# Start of RECORDS PROVIDED

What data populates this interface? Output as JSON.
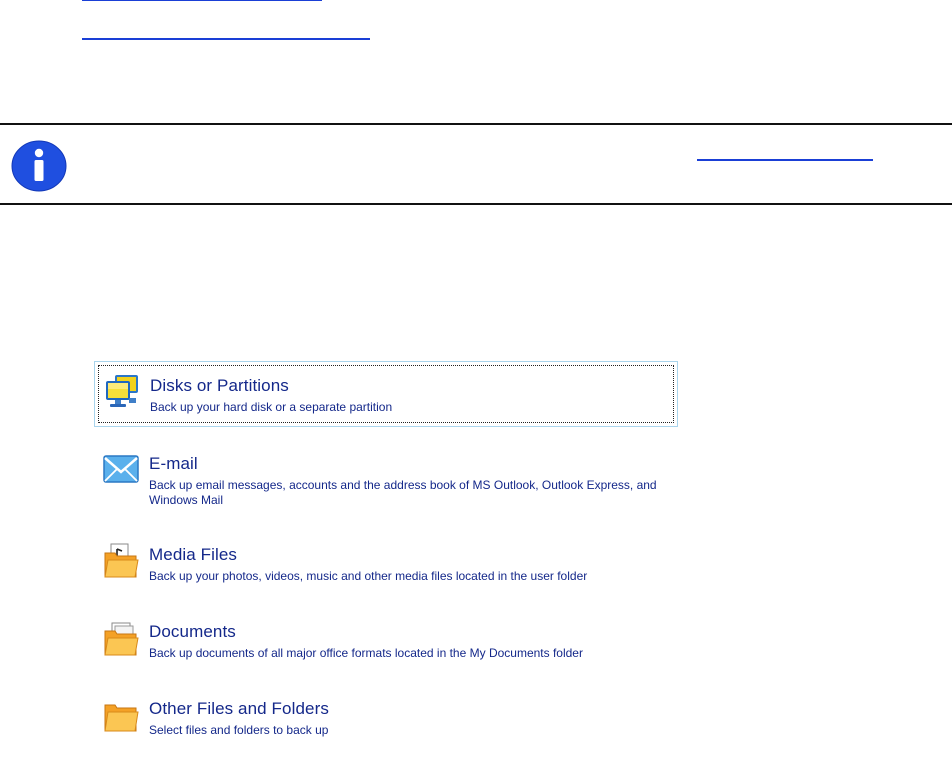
{
  "options": [
    {
      "title": "Disks or Partitions",
      "description": "Back up your hard disk or a separate partition",
      "icon": "monitor-icon",
      "selected": true
    },
    {
      "title": "E-mail",
      "description": "Back up email messages, accounts and the address book of MS Outlook, Outlook Express, and Windows Mail",
      "icon": "envelope-icon",
      "selected": false
    },
    {
      "title": "Media Files",
      "description": "Back up your photos, videos, music and other media files located in the user folder",
      "icon": "media-folder-icon",
      "selected": false
    },
    {
      "title": "Documents",
      "description": "Back up documents of all major office formats located in the My Documents folder",
      "icon": "documents-folder-icon",
      "selected": false
    },
    {
      "title": "Other Files and Folders",
      "description": "Select files and folders to back up",
      "icon": "folder-icon",
      "selected": false
    }
  ],
  "colors": {
    "text": "#14288a",
    "link": "#1a3fd6",
    "info_icon": "#1f4fe0",
    "selection_border": "#a9d4ec"
  }
}
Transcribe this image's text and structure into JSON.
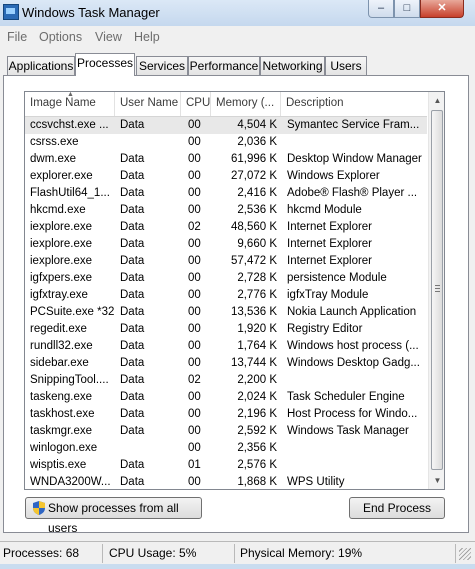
{
  "window": {
    "title": "Windows Task Manager",
    "controls": {
      "minimize": "–",
      "maximize": "□",
      "close": "✕"
    }
  },
  "menu": [
    "File",
    "Options",
    "View",
    "Help"
  ],
  "tabs": [
    "Applications",
    "Processes",
    "Services",
    "Performance",
    "Networking",
    "Users"
  ],
  "active_tab": "Processes",
  "columns": [
    "Image Name",
    "User Name",
    "CPU",
    "Memory (...",
    "Description"
  ],
  "sort_column": "Image Name",
  "processes": [
    {
      "name": "ccsvchst.exe ...",
      "user": "Data",
      "cpu": "00",
      "memory": "4,504 K",
      "description": "Symantec Service Fram..."
    },
    {
      "name": "csrss.exe",
      "user": "",
      "cpu": "00",
      "memory": "2,036 K",
      "description": ""
    },
    {
      "name": "dwm.exe",
      "user": "Data",
      "cpu": "00",
      "memory": "61,996 K",
      "description": "Desktop Window Manager"
    },
    {
      "name": "explorer.exe",
      "user": "Data",
      "cpu": "00",
      "memory": "27,072 K",
      "description": "Windows Explorer"
    },
    {
      "name": "FlashUtil64_1...",
      "user": "Data",
      "cpu": "00",
      "memory": "2,416 K",
      "description": "Adobe® Flash® Player ..."
    },
    {
      "name": "hkcmd.exe",
      "user": "Data",
      "cpu": "00",
      "memory": "2,536 K",
      "description": "hkcmd Module"
    },
    {
      "name": "iexplore.exe",
      "user": "Data",
      "cpu": "02",
      "memory": "48,560 K",
      "description": "Internet Explorer"
    },
    {
      "name": "iexplore.exe",
      "user": "Data",
      "cpu": "00",
      "memory": "9,660 K",
      "description": "Internet Explorer"
    },
    {
      "name": "iexplore.exe",
      "user": "Data",
      "cpu": "00",
      "memory": "57,472 K",
      "description": "Internet Explorer"
    },
    {
      "name": "igfxpers.exe",
      "user": "Data",
      "cpu": "00",
      "memory": "2,728 K",
      "description": "persistence Module"
    },
    {
      "name": "igfxtray.exe",
      "user": "Data",
      "cpu": "00",
      "memory": "2,776 K",
      "description": "igfxTray Module"
    },
    {
      "name": "PCSuite.exe *32",
      "user": "Data",
      "cpu": "00",
      "memory": "13,536 K",
      "description": "Nokia Launch Application"
    },
    {
      "name": "regedit.exe",
      "user": "Data",
      "cpu": "00",
      "memory": "1,920 K",
      "description": "Registry Editor"
    },
    {
      "name": "rundll32.exe",
      "user": "Data",
      "cpu": "00",
      "memory": "1,764 K",
      "description": "Windows host process (..."
    },
    {
      "name": "sidebar.exe",
      "user": "Data",
      "cpu": "00",
      "memory": "13,744 K",
      "description": "Windows Desktop Gadg..."
    },
    {
      "name": "SnippingTool....",
      "user": "Data",
      "cpu": "02",
      "memory": "2,200 K",
      "description": ""
    },
    {
      "name": "taskeng.exe",
      "user": "Data",
      "cpu": "00",
      "memory": "2,024 K",
      "description": "Task Scheduler Engine"
    },
    {
      "name": "taskhost.exe",
      "user": "Data",
      "cpu": "00",
      "memory": "2,196 K",
      "description": "Host Process for Windo..."
    },
    {
      "name": "taskmgr.exe",
      "user": "Data",
      "cpu": "00",
      "memory": "2,592 K",
      "description": "Windows Task Manager"
    },
    {
      "name": "winlogon.exe",
      "user": "",
      "cpu": "00",
      "memory": "2,356 K",
      "description": ""
    },
    {
      "name": "wisptis.exe",
      "user": "Data",
      "cpu": "01",
      "memory": "2,576 K",
      "description": ""
    },
    {
      "name": "WNDA3200W...",
      "user": "Data",
      "cpu": "00",
      "memory": "1,868 K",
      "description": "WPS Utility"
    }
  ],
  "selected_index": 0,
  "buttons": {
    "show_all": "Show processes from all users",
    "end_process": "End Process"
  },
  "status": {
    "processes": "Processes: 68",
    "cpu": "CPU Usage: 5%",
    "memory": "Physical Memory: 19%"
  },
  "icons": {
    "app": "task-manager-icon",
    "shield": "uac-shield-icon",
    "grip": "resize-grip-icon"
  }
}
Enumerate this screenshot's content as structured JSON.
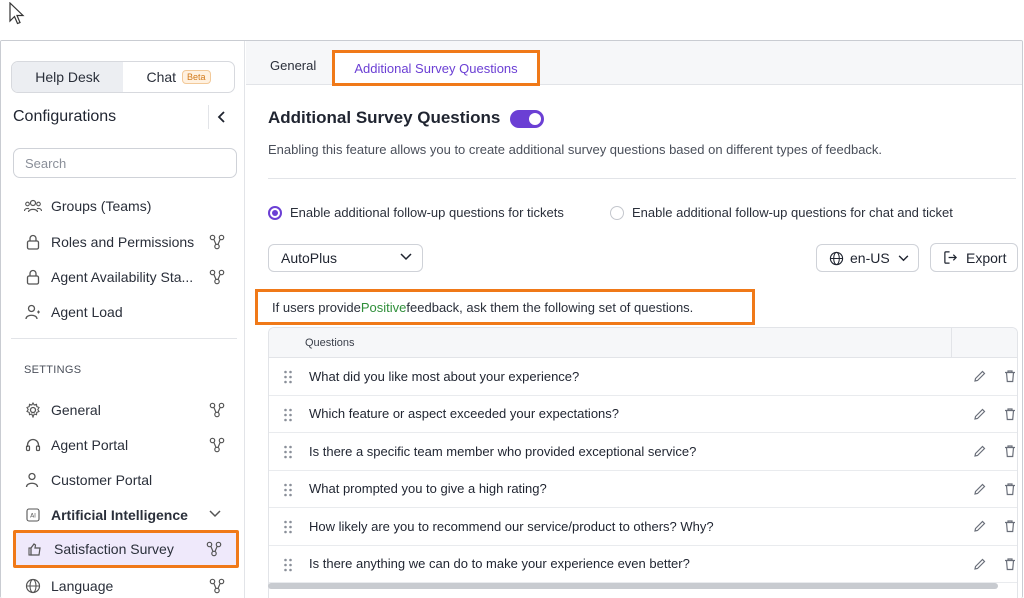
{
  "sidebar": {
    "segments": [
      {
        "label": "Help Desk"
      },
      {
        "label": "Chat",
        "badge": "Beta"
      }
    ],
    "title": "Configurations",
    "search_placeholder": "Search",
    "items": [
      {
        "label": "Groups (Teams)",
        "icon": "users-icon"
      },
      {
        "label": "Roles and Permissions",
        "icon": "lock-icon"
      },
      {
        "label": "Agent Availability Sta...",
        "icon": "lock-icon"
      },
      {
        "label": "Agent Load",
        "icon": "user-load-icon"
      }
    ],
    "settings_label": "SETTINGS",
    "settings_items": [
      {
        "label": "General",
        "icon": "gear-icon"
      },
      {
        "label": "Agent Portal",
        "icon": "headset-icon"
      },
      {
        "label": "Customer Portal",
        "icon": "user-icon"
      },
      {
        "label": "Artificial Intelligence",
        "icon": "ai-icon"
      },
      {
        "label": "Satisfaction Survey",
        "icon": "survey-icon"
      },
      {
        "label": "Language",
        "icon": "globe-icon"
      }
    ]
  },
  "main": {
    "tabs": [
      {
        "label": "General"
      },
      {
        "label": "Additional Survey Questions"
      }
    ],
    "heading": "Additional Survey Questions",
    "toggle_on": true,
    "description": "Enabling this feature allows you to create additional survey questions based on different types of feedback.",
    "radio_options": [
      {
        "label": "Enable additional follow-up questions for tickets",
        "selected": true
      },
      {
        "label": "Enable additional follow-up questions for chat and ticket",
        "selected": false
      }
    ],
    "product_select": "AutoPlus",
    "language_select": "en-US",
    "export_label": "Export",
    "callout": {
      "prefix": "If users provide ",
      "highlight": "Positive",
      "suffix": " feedback, ask them the following set of questions."
    },
    "table": {
      "header": "Questions",
      "rows": [
        "What did you like most about your experience?",
        "Which feature or aspect exceeded your expectations?",
        "Is there a specific team member who provided exceptional service?",
        "What prompted you to give a high rating?",
        "How likely are you to recommend our service/product to others? Why?",
        "Is there anything we can do to make your experience even better?"
      ]
    }
  },
  "colors": {
    "accent": "#6b3fd4",
    "highlight_border": "#f07918",
    "positive": "#2f8f3a"
  }
}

# End of RECORDS PROVIDED

■ SHORT PROBLEM
Review the preceding data and report every line that includes the string "true".

■ TASK OUTPUT
      "selected": true
    "toggle_on": true,
        "selected": true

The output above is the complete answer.